== Direction ==
Give every line of the material again, exactly as written.

== Record extracts ==
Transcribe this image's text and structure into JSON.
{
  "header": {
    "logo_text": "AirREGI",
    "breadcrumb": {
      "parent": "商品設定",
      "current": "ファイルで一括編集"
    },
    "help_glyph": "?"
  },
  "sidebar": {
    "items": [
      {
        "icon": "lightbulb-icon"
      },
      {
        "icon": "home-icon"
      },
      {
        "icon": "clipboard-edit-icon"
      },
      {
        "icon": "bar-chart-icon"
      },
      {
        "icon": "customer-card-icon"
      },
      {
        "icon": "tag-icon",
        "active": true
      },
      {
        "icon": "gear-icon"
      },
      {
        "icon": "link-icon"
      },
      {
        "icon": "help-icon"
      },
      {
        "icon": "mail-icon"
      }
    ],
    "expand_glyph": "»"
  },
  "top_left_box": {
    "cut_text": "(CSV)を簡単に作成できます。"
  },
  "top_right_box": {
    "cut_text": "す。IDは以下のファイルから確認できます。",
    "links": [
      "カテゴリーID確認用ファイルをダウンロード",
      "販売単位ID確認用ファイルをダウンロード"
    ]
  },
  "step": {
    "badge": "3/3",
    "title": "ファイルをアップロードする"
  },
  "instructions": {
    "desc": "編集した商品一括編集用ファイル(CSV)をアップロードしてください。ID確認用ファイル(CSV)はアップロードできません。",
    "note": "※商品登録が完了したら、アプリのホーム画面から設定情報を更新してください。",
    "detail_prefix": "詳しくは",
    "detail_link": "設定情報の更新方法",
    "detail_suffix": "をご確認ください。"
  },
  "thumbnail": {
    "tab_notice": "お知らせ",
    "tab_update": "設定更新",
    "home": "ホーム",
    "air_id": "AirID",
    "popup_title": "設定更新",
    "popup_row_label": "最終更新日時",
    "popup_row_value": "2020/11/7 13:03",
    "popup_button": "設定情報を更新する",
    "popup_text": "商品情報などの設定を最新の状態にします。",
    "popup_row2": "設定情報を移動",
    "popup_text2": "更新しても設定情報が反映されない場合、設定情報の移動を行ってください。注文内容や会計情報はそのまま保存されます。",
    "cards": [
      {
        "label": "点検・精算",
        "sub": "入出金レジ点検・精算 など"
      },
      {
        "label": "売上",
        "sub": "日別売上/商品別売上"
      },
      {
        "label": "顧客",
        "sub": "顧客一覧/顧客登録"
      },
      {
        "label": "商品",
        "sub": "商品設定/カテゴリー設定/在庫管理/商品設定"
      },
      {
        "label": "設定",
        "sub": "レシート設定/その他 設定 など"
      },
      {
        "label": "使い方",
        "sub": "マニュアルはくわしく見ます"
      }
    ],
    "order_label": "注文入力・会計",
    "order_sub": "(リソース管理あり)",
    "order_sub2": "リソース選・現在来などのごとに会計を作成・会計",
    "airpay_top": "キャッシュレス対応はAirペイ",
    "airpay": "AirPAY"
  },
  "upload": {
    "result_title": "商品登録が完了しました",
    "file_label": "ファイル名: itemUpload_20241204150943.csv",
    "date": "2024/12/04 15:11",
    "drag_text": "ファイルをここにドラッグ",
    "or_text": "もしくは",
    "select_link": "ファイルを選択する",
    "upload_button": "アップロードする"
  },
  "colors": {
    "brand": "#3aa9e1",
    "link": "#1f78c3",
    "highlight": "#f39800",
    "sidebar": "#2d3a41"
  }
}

== Result ==
Transcribe this image's text and structure into JSON.
{
  "header": {
    "logo_text": "AirREGI",
    "breadcrumb": {
      "parent": "商品設定",
      "current": "ファイルで一括編集"
    },
    "help_glyph": "?"
  },
  "sidebar": {
    "items": [
      {
        "icon": "lightbulb-icon"
      },
      {
        "icon": "home-icon"
      },
      {
        "icon": "clipboard-edit-icon"
      },
      {
        "icon": "bar-chart-icon"
      },
      {
        "icon": "customer-card-icon"
      },
      {
        "icon": "tag-icon",
        "active": true
      },
      {
        "icon": "gear-icon"
      },
      {
        "icon": "link-icon"
      },
      {
        "icon": "help-icon"
      },
      {
        "icon": "mail-icon"
      }
    ],
    "expand_glyph": "»"
  },
  "top_left_box": {
    "cut_text": "(CSV)を簡単に作成できます。"
  },
  "top_right_box": {
    "cut_text": "す。IDは以下のファイルから確認できます。",
    "links": [
      "カテゴリーID確認用ファイルをダウンロード",
      "販売単位ID確認用ファイルをダウンロード"
    ]
  },
  "step": {
    "badge": "3/3",
    "title": "ファイルをアップロードする"
  },
  "instructions": {
    "desc": "編集した商品一括編集用ファイル(CSV)をアップロードしてください。ID確認用ファイル(CSV)はアップロードできません。",
    "note": "※商品登録が完了したら、アプリのホーム画面から設定情報を更新してください。",
    "detail_prefix": "詳しくは",
    "detail_link": "設定情報の更新方法",
    "detail_suffix": "をご確認ください。"
  },
  "thumbnail": {
    "tab_notice": "お知らせ",
    "tab_update": "設定更新",
    "home": "ホーム",
    "air_id": "AirID",
    "popup_title": "設定更新",
    "popup_row_label": "最終更新日時",
    "popup_row_value": "2020/11/7 13:03",
    "popup_button": "設定情報を更新する",
    "popup_text": "商品情報などの設定を最新の状態にします。",
    "popup_row2": "設定情報を移動",
    "popup_text2": "更新しても設定情報が反映されない場合、設定情報の移動を行ってください。注文内容や会計情報はそのまま保存されます。",
    "cards": [
      {
        "label": "点検・精算",
        "sub": "入出金レジ点検・精算 など"
      },
      {
        "label": "売上",
        "sub": "日別売上/商品別売上"
      },
      {
        "label": "顧客",
        "sub": "顧客一覧/顧客登録"
      },
      {
        "label": "商品",
        "sub": "商品設定/カテゴリー設定/在庫管理/商品設定"
      },
      {
        "label": "設定",
        "sub": "レシート設定/その他 設定 など"
      },
      {
        "label": "使い方",
        "sub": "マニュアルはくわしく見ます"
      }
    ],
    "order_label": "注文入力・会計",
    "order_sub": "(リソース管理あり)",
    "order_sub2": "リソース選・現在来などのごとに会計を作成・会計",
    "airpay_top": "キャッシュレス対応はAirペイ",
    "airpay": "AirPAY"
  },
  "upload": {
    "result_title": "商品登録が完了しました",
    "file_label": "ファイル名: itemUpload_20241204150943.csv",
    "date": "2024/12/04 15:11",
    "drag_text": "ファイルをここにドラッグ",
    "or_text": "もしくは",
    "select_link": "ファイルを選択する",
    "upload_button": "アップロードする"
  },
  "colors": {
    "brand": "#3aa9e1",
    "link": "#1f78c3",
    "highlight": "#f39800",
    "sidebar": "#2d3a41"
  }
}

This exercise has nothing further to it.